**Task prompt:**
Print all of the entries exactly, minus the pictures.

**Dataset entries:**
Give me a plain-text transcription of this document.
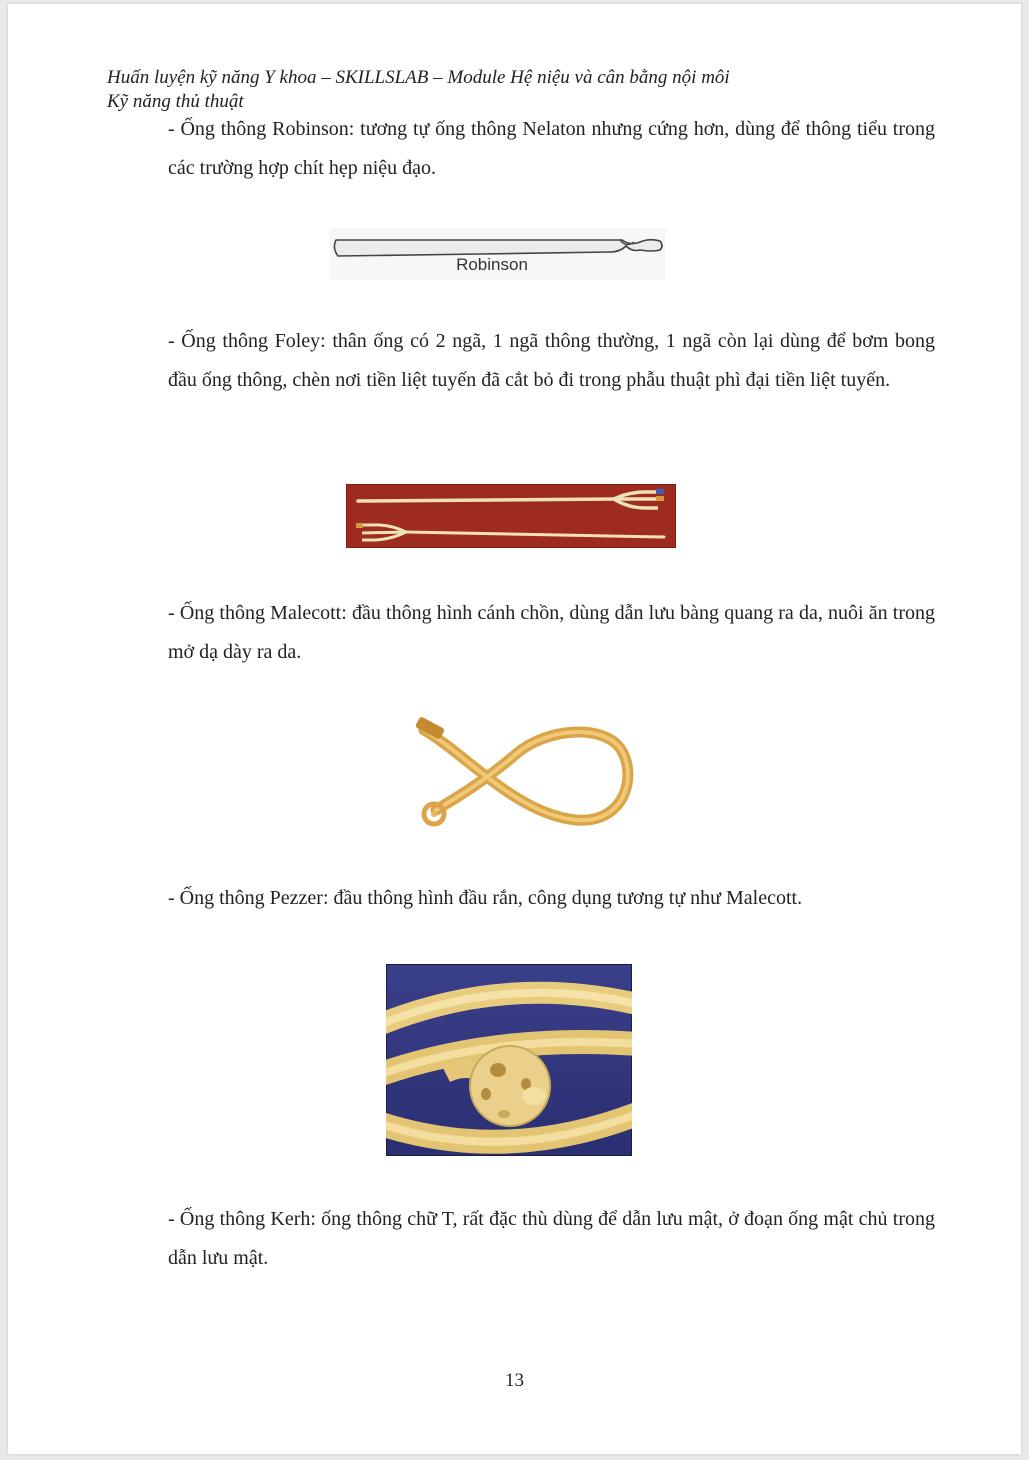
Huấn luyện kỹ năng Y khoa – SKILLSLAB – Module Hệ niệu và cân bằng nội môi
Kỹ năng thủ thuật

- Ống thông Robinson: tương tự ống thông Nelaton nhưng cứng hơn, dùng để thông tiểu trong các trường hợp chít hẹp niệu đạo.

Robinson

- Ống thông Foley: thân ống có 2 ngã, 1 ngã thông thường, 1 ngã còn lại dùng để bơm bong đầu ống thông, chèn nơi tiền liệt tuyến đã cắt bỏ đi trong phẫu thuật phì đại tiền liệt tuyến.

- Ống thông Malecott: đầu thông hình cánh chồn, dùng dẫn lưu bàng quang ra da, nuôi ăn trong mở dạ dày ra da.

- Ống thông Pezzer: đầu thông hình đầu rắn, công dụng tương tự như Malecott.

- Ống thông Kerh: ống thông chữ T, rất đặc thù dùng để dẫn lưu mật, ở đoạn ống mật chủ trong dẫn lưu mật.

13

**Answer to this problem:**
Give me a plain-text transcription of this document.
Huấn luyện kỹ năng Y khoa – SKILLSLAB – Module Hệ niệu và cân bằng nội môi
Kỹ năng thủ thuật

- Ống thông Robinson: tương tự ống thông Nelaton nhưng cứng hơn, dùng để thông tiểu trong các trường hợp chít hẹp niệu đạo.

Robinson

- Ống thông Foley: thân ống có 2 ngã, 1 ngã thông thường, 1 ngã còn lại dùng để bơm bong đầu ống thông, chèn nơi tiền liệt tuyến đã cắt bỏ đi trong phẫu thuật phì đại tiền liệt tuyến.

- Ống thông Malecott: đầu thông hình cánh chồn, dùng dẫn lưu bàng quang ra da, nuôi ăn trong mở dạ dày ra da.

- Ống thông Pezzer: đầu thông hình đầu rắn, công dụng tương tự như Malecott.

- Ống thông Kerh: ống thông chữ T, rất đặc thù dùng để dẫn lưu mật, ở đoạn ống mật chủ trong dẫn lưu mật.

13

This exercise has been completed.